_WRITTEN TASK_
Rewrite the listing below with every instance of "divider" changed to "separator", leaving everything else as it is. Omit the pictures from your answer.

_RECORDS PROVIDED_
* * *

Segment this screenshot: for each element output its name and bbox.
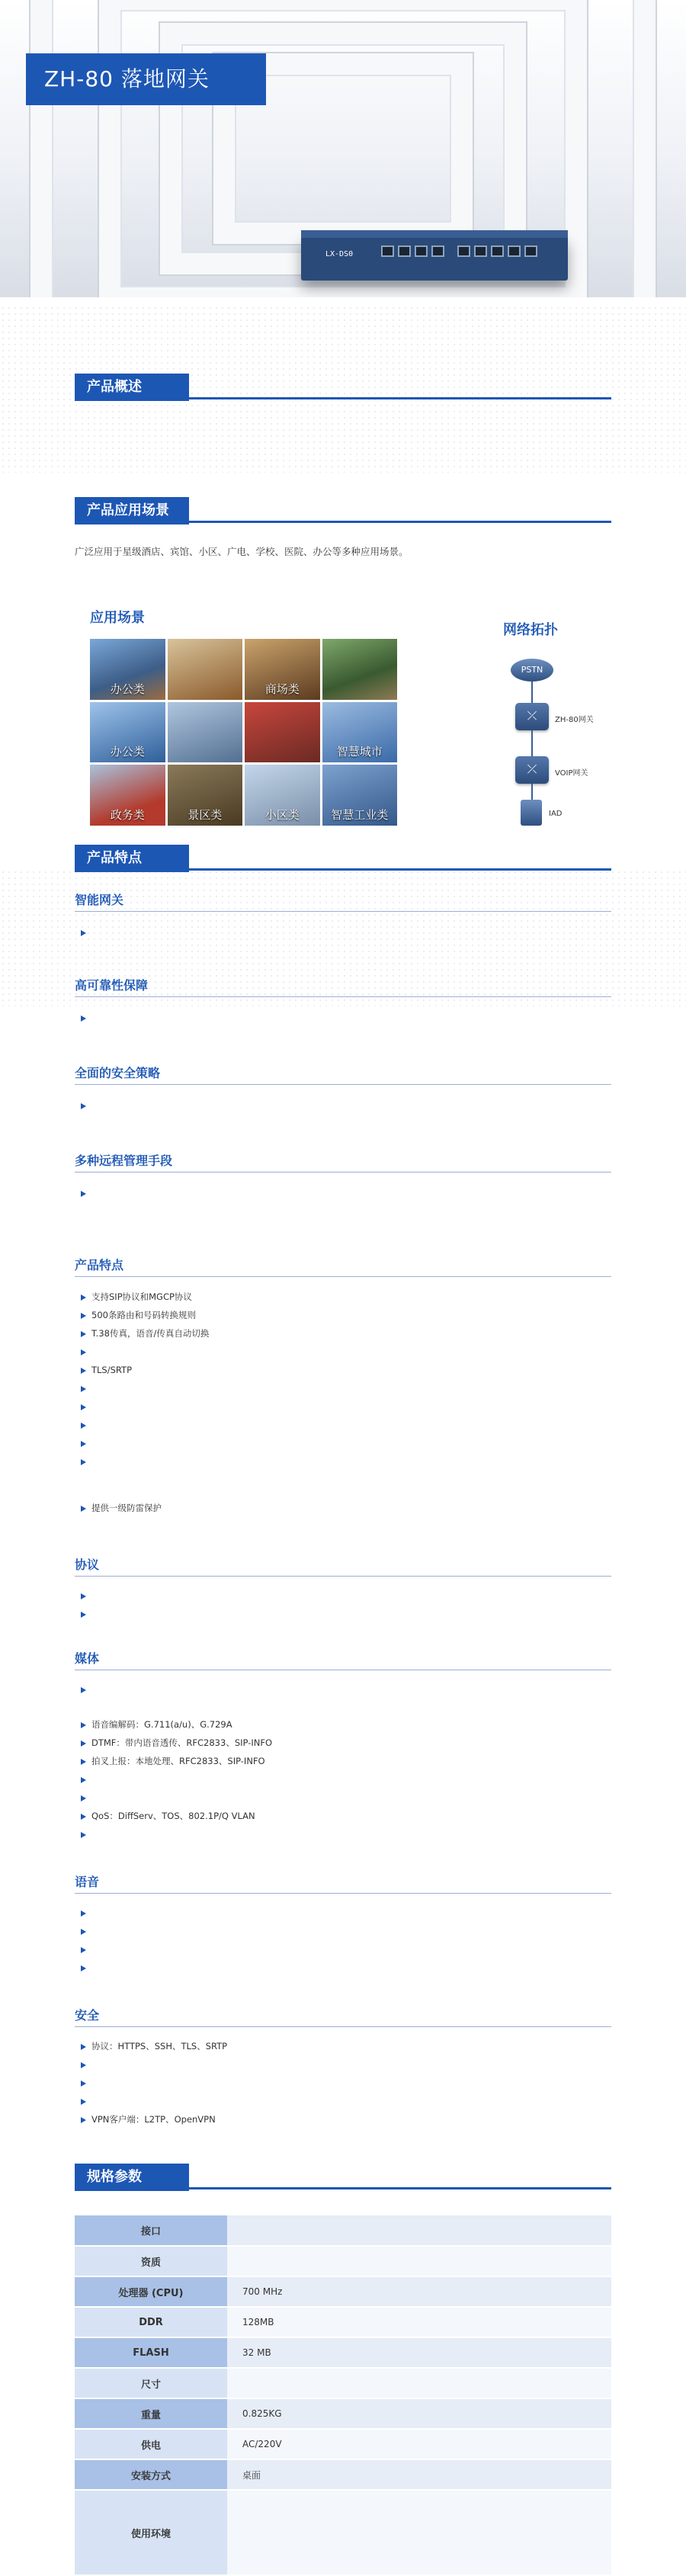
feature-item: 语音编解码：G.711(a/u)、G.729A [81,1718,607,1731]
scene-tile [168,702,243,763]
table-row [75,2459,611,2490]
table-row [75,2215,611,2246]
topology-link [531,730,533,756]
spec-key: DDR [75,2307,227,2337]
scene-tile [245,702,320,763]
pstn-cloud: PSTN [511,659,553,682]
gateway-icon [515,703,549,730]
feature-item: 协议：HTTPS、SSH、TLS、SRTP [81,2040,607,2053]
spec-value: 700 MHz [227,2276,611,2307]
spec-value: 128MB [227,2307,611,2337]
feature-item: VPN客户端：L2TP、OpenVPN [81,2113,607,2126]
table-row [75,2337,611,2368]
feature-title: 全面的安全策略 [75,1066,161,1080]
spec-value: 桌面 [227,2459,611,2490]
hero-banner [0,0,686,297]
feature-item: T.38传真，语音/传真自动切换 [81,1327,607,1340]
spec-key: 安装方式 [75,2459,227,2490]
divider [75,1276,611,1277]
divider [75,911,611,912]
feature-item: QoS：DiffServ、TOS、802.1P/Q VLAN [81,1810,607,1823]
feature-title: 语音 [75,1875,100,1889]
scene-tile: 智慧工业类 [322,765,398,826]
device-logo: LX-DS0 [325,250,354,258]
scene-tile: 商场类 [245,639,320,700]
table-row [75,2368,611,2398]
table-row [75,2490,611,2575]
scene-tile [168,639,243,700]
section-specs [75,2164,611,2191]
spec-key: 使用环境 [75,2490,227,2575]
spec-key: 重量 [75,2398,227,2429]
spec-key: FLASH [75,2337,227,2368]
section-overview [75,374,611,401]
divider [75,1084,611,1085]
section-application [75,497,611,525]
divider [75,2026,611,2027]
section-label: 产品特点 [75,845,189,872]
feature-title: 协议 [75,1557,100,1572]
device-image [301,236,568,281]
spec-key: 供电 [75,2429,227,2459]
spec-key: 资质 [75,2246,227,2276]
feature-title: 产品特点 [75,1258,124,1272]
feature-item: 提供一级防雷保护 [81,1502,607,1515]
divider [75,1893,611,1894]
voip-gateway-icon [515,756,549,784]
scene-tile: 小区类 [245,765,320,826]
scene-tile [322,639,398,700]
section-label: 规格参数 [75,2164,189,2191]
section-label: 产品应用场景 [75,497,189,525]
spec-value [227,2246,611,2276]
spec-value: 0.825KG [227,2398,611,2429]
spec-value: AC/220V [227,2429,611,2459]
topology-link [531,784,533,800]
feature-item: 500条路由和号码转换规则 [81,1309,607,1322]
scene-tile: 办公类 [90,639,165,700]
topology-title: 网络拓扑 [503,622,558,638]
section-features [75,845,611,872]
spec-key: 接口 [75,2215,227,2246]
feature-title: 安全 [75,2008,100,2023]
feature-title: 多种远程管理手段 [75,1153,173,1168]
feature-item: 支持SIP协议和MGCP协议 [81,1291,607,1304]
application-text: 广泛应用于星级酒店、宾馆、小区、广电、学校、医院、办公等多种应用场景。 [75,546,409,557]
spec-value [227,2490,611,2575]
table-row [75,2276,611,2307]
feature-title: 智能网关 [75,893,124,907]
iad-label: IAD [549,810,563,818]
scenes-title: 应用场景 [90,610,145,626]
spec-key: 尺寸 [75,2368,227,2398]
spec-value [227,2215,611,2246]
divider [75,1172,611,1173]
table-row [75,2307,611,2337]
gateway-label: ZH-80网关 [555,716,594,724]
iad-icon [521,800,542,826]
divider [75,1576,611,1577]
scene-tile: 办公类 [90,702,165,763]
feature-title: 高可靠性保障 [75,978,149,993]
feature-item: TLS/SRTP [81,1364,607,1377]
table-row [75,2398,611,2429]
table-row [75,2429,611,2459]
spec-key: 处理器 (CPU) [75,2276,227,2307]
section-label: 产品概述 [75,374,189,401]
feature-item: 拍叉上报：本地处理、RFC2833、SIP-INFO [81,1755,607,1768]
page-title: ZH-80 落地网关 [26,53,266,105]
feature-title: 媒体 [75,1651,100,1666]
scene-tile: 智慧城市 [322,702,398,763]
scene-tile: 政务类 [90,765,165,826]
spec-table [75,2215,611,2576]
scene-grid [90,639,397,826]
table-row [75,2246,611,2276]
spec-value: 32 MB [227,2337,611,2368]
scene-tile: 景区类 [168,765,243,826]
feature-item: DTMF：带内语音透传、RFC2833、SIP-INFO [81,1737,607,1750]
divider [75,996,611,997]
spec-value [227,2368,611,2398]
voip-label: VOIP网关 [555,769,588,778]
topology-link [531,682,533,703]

* * *

_WORKED ANSWER_
Segment this screenshot: for each element output its name and bbox.
feature-item: 语音编解码：G.711(a/u)、G.729A [81,1718,607,1731]
scene-tile [168,702,243,763]
table-row [75,2459,611,2490]
table-row [75,2215,611,2246]
topology-link [531,730,533,756]
spec-key: DDR [75,2307,227,2337]
scene-tile [245,702,320,763]
pstn-cloud: PSTN [511,659,553,682]
gateway-icon [515,703,549,730]
feature-item: 协议：HTTPS、SSH、TLS、SRTP [81,2040,607,2053]
spec-value: 700 MHz [227,2276,611,2307]
spec-value: 128MB [227,2307,611,2337]
feature-item: VPN客户端：L2TP、OpenVPN [81,2113,607,2126]
table-row [75,2337,611,2368]
feature-title: 全面的安全策略 [75,1066,161,1080]
spec-value: 桌面 [227,2459,611,2490]
hero-banner [0,0,686,297]
feature-item: T.38传真，语音/传真自动切换 [81,1327,607,1340]
spec-key: 安装方式 [75,2459,227,2490]
separator [75,1276,611,1277]
separator [75,911,611,912]
feature-item: QoS：DiffServ、TOS、802.1P/Q VLAN [81,1810,607,1823]
feature-title: 语音 [75,1875,100,1889]
scene-tile: 智慧工业类 [322,765,398,826]
device-logo: LX-DS0 [325,250,354,258]
scene-tile: 商场类 [245,639,320,700]
table-row [75,2368,611,2398]
table-row [75,2490,611,2575]
scene-tile [168,639,243,700]
section-specs [75,2164,611,2191]
spec-key: 使用环境 [75,2490,227,2575]
spec-key: 重量 [75,2398,227,2429]
spec-key: FLASH [75,2337,227,2368]
section-overview [75,374,611,401]
separator [75,1084,611,1085]
section-application [75,497,611,525]
separator [75,2026,611,2027]
section-label: 产品特点 [75,845,189,872]
feature-title: 协议 [75,1557,100,1572]
device-image [301,236,568,281]
spec-key: 供电 [75,2429,227,2459]
spec-key: 资质 [75,2246,227,2276]
feature-title: 产品特点 [75,1258,124,1272]
feature-item: 提供一级防雷保护 [81,1502,607,1515]
separator [75,1893,611,1894]
voip-gateway-icon [515,756,549,784]
scene-tile: 小区类 [245,765,320,826]
scene-tile [322,639,398,700]
section-label: 规格参数 [75,2164,189,2191]
section-label: 产品应用场景 [75,497,189,525]
spec-value [227,2246,611,2276]
spec-value: 0.825KG [227,2398,611,2429]
spec-value: AC/220V [227,2429,611,2459]
topology-link [531,784,533,800]
feature-item: 500条路由和号码转换规则 [81,1309,607,1322]
scene-tile: 办公类 [90,639,165,700]
topology-title: 网络拓扑 [503,622,558,638]
section-features [75,845,611,872]
spec-key: 接口 [75,2215,227,2246]
feature-title: 安全 [75,2008,100,2023]
feature-title: 多种远程管理手段 [75,1153,173,1168]
feature-item: 支持SIP协议和MGCP协议 [81,1291,607,1304]
application-text: 广泛应用于星级酒店、宾馆、小区、广电、学校、医院、办公等多种应用场景。 [75,546,409,557]
spec-value [227,2490,611,2575]
table-row [75,2276,611,2307]
feature-title: 智能网关 [75,893,124,907]
iad-label: IAD [549,810,563,818]
scenes-title: 应用场景 [90,610,145,626]
spec-key: 尺寸 [75,2368,227,2398]
spec-value [227,2215,611,2246]
separator [75,1172,611,1173]
table-row [75,2307,611,2337]
gateway-label: ZH-80网关 [555,716,594,724]
iad-icon [521,800,542,826]
separator [75,1576,611,1577]
scene-tile: 办公类 [90,702,165,763]
feature-title: 高可靠性保障 [75,978,149,993]
feature-item: TLS/SRTP [81,1364,607,1377]
table-row [75,2398,611,2429]
table-row [75,2429,611,2459]
spec-key: 处理器 (CPU) [75,2276,227,2307]
section-label: 产品概述 [75,374,189,401]
feature-item: 拍叉上报：本地处理、RFC2833、SIP-INFO [81,1755,607,1768]
page-title: ZH-80 落地网关 [26,53,266,105]
feature-title: 媒体 [75,1651,100,1666]
scene-tile: 智慧城市 [322,702,398,763]
scene-tile: 政务类 [90,765,165,826]
spec-table [75,2215,611,2576]
scene-grid [90,639,397,826]
table-row [75,2246,611,2276]
spec-value: 32 MB [227,2337,611,2368]
scene-tile: 景区类 [168,765,243,826]
feature-item: DTMF：带内语音透传、RFC2833、SIP-INFO [81,1737,607,1750]
separator [75,996,611,997]
spec-value [227,2368,611,2398]
voip-label: VOIP网关 [555,769,588,778]
topology-link [531,682,533,703]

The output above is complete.